• DATA TO PROCESS:
^^^^
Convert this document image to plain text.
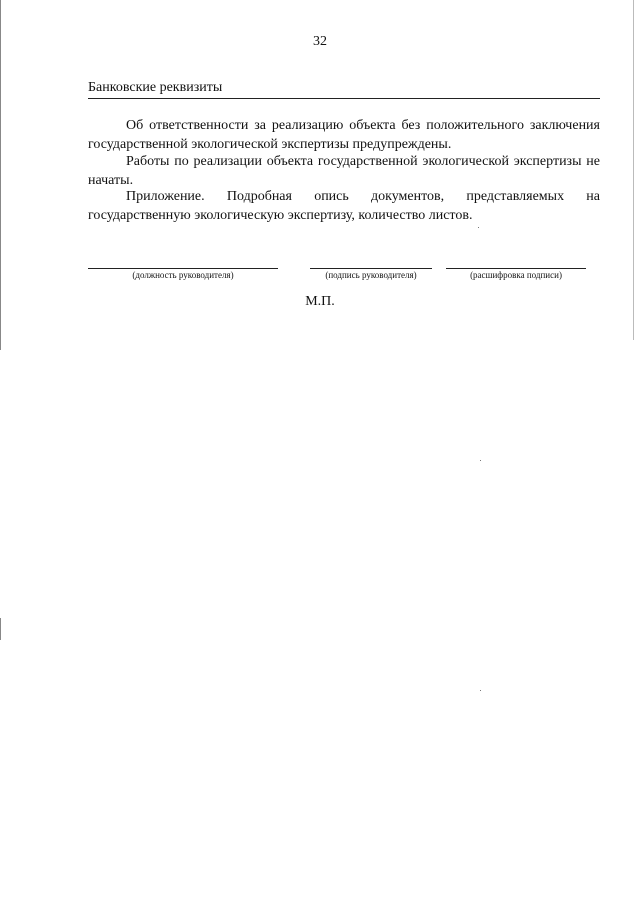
32
Банковские реквизиты
Об ответственности за реализацию объекта без положительного заключения государственной экологической экспертизы предупреждены.
Работы по реализации объекта государственной экологической экспертизы не начаты.
Приложение. Подробная опись документов, представляемых на государственную экологическую экспертизу, количество листов.
(должность руководителя)	(подпись руководителя)	(расшифровка подписи)
М.П.
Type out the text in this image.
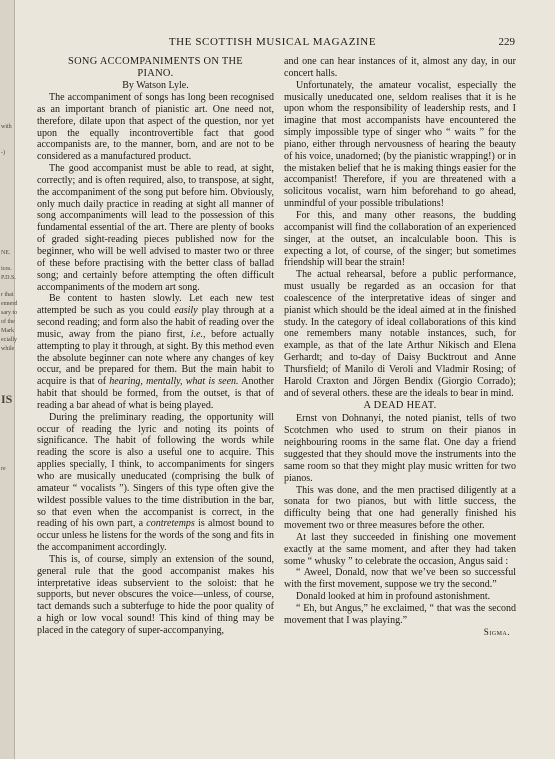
with
-)
NE.
ices.
P.D.S.
r that
ennerd
sary to
of the
Mark
ecially
while
IS
re
THE SCOTTISH MUSICAL MAGAZINE	229

SONG ACCOMPANIMENTS ON THE
PIANO.

By Watson Lyle.

The accompaniment of songs has long been recognised as an important branch of pianistic art. One need not, therefore, dilate upon that aspect of the question, nor yet upon the equally incontrovertible fact that good accompanists are, to the manner, born, and are not to be considered as a manufactured product.

The good accompanist must be able to read, at sight, correctly; and is often required, also, to transpose, at sight, the accompaniment of the song put before him. Obviously, only much daily practice in reading at sight all manner of song accompaniments will lead to the possession of this fundamental essential of the art. There are plenty of books of graded sight-reading pieces published now for the beginner, who will be well advised to master two or three of these before practising with the better class of ballad song; and certainly before attempting the often difficult accompaniments of the modern art song.

Be content to hasten slowly. Let each new test attempted be such as you could easily play through at a second reading; and form also the habit of reading over the music, away from the piano first, i.e., before actually attempting to play it through, at sight. By this method even the absolute beginner can note where any changes of key occur, and be prepared for them. But the main habit to acquire is that of hearing, mentally, what is seen. Another habit that should be formed, from the outset, is that of reading a bar ahead of what is being played.

During the preliminary reading, the opportunity will occur of reading the lyric and noting its points of significance. The habit of following the words while reading the score is also a useful one to acquire. This applies specially, I think, to accompaniments for singers who are musically uneducated (comprising the bulk of amateur “ vocalists ”). Singers of this type often give the wildest possible values to the time distribution in the bar, so that even when the accompanist is correct, in the reading of his own part, a contretemps is almost bound to occur unless he listens for the words of the song and fits in the accompaniment accordingly.

This is, of course, simply an extension of the sound, general rule that the good accompanist makes his interpretative ideas subservient to the soloist: that he supports, but never obscures the voice—unless, of course, tact demands such a subterfuge to hide the poor quality of a high or low vocal sound! This kind of thing may be placed in the category of super-accompanying,

and one can hear instances of it, almost any day, in our concert halls.

Unfortunately, the amateur vocalist, especially the musically uneducated one, seldom realises that it is he upon whom the responsibility of leadership rests, and I imagine that most accompanists have encountered the simply impossible type of singer who “ waits ” for the piano, either through nervousness of hearing the beauty of his voice, unadorned; (by the pianistic wrapping!) or in the mistaken belief that he is making things easier for the accompanist! Therefore, if you are threatened with a solicitous vocalist, warn him beforehand to go ahead, unmindful of your possible tribulations!

For this, and many other reasons, the budding accompanist will find the collaboration of an experienced singer, at the outset, an incalculable boon. This is expecting a lot, of course, of the singer; but sometimes friendship will bear the strain!

The actual rehearsal, before a public performance, must usually be regarded as an occasion for that coalescence of the interpretative ideas of singer and pianist which should be the ideal aimed at in the finished study. In the category of ideal collaborations of this kind one remembers many notable instances, such, for example, as that of the late Arthur Nikisch and Elena Gerhardt; and to-day of Daisy Bucktrout and Anne Thursfield; of Manilo di Veroli and Vladmir Rosing; of Harold Craxton and Jörgen Bendix (Giorgio Corrado); and of several others. these are the ideals to bear in mind.

A DEAD HEAT.

Ernst von Dohnanyi, the noted pianist, tells of two Scotchmen who used to strum on their pianos in neighbouring rooms in the same flat. One day a friend suggested that they should move the instruments into the same room so that they might play music written for two pianos.

This was done, and the men practised diligently at a sonata for two pianos, but with little success, the difficulty being that one had generally finished his movement two or three measures before the other.

At last they succeeded in finishing one movement exactly at the same moment, and after they had taken some “ whusky ” to celebrate the occasion, Angus said :

“ Aweel, Donald, now that we’ve been so successful with the first movement, suppose we try the second.”

Donald looked at him in profound astonishment.

“ Eh, but Angus,” he exclaimed, “ that was the second movement that I was playing.”

Sigma.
^^^^
Each line holding the word "first" counts once; report the total and nothing else.

• THE RESULT: 2